▸ **Records from a dataset**
----------------

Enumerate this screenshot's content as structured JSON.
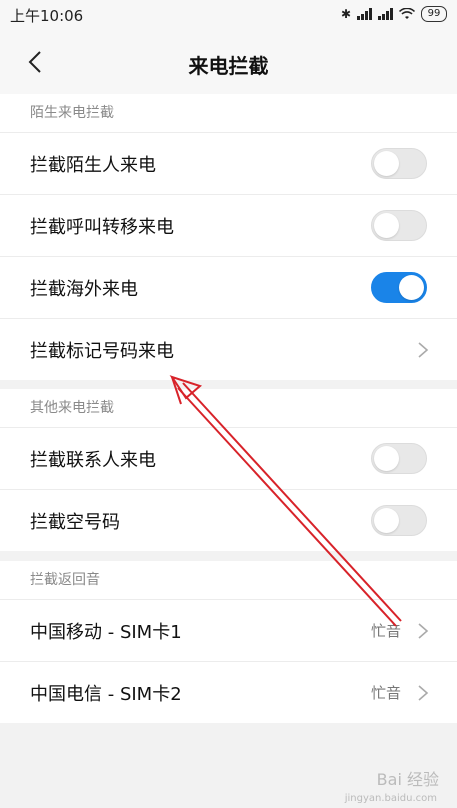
{
  "status_bar": {
    "time": "上午10:06",
    "battery": "99"
  },
  "header": {
    "title": "来电拦截"
  },
  "sections": [
    {
      "title": "陌生来电拦截",
      "rows": [
        {
          "label": "拦截陌生人来电",
          "toggle": "off"
        },
        {
          "label": "拦截呼叫转移来电",
          "toggle": "off"
        },
        {
          "label": "拦截海外来电",
          "toggle": "on"
        },
        {
          "label": "拦截标记号码来电",
          "chevron": true
        }
      ]
    },
    {
      "title": "其他来电拦截",
      "rows": [
        {
          "label": "拦截联系人来电",
          "toggle": "off"
        },
        {
          "label": "拦截空号码",
          "toggle": "off"
        }
      ]
    },
    {
      "title": "拦截返回音",
      "rows": [
        {
          "label": "中国移动 - SIM卡1",
          "value": "忙音",
          "chevron": true
        },
        {
          "label": "中国电信 - SIM卡2",
          "value": "忙音",
          "chevron": true
        }
      ]
    }
  ],
  "colors": {
    "accent": "#1a84e8",
    "annotation_arrow": "#d8232a"
  },
  "watermark": {
    "text": "Bai 经验",
    "url": "jingyan.baidu.com"
  }
}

----------------

▸ **Requirements**
Copy out all the entries exactly. Images stay out of the copy.

▸ **Output of the task**
Enumerate this screenshot's content as structured JSON.
{
  "status_bar": {
    "time": "上午10:06",
    "battery": "99"
  },
  "header": {
    "title": "来电拦截"
  },
  "sections": [
    {
      "title": "陌生来电拦截",
      "rows": [
        {
          "label": "拦截陌生人来电",
          "toggle": "off"
        },
        {
          "label": "拦截呼叫转移来电",
          "toggle": "off"
        },
        {
          "label": "拦截海外来电",
          "toggle": "on"
        },
        {
          "label": "拦截标记号码来电",
          "chevron": true
        }
      ]
    },
    {
      "title": "其他来电拦截",
      "rows": [
        {
          "label": "拦截联系人来电",
          "toggle": "off"
        },
        {
          "label": "拦截空号码",
          "toggle": "off"
        }
      ]
    },
    {
      "title": "拦截返回音",
      "rows": [
        {
          "label": "中国移动 - SIM卡1",
          "value": "忙音",
          "chevron": true
        },
        {
          "label": "中国电信 - SIM卡2",
          "value": "忙音",
          "chevron": true
        }
      ]
    }
  ],
  "colors": {
    "accent": "#1a84e8",
    "annotation_arrow": "#d8232a"
  },
  "watermark": {
    "text": "Bai 经验",
    "url": "jingyan.baidu.com"
  }
}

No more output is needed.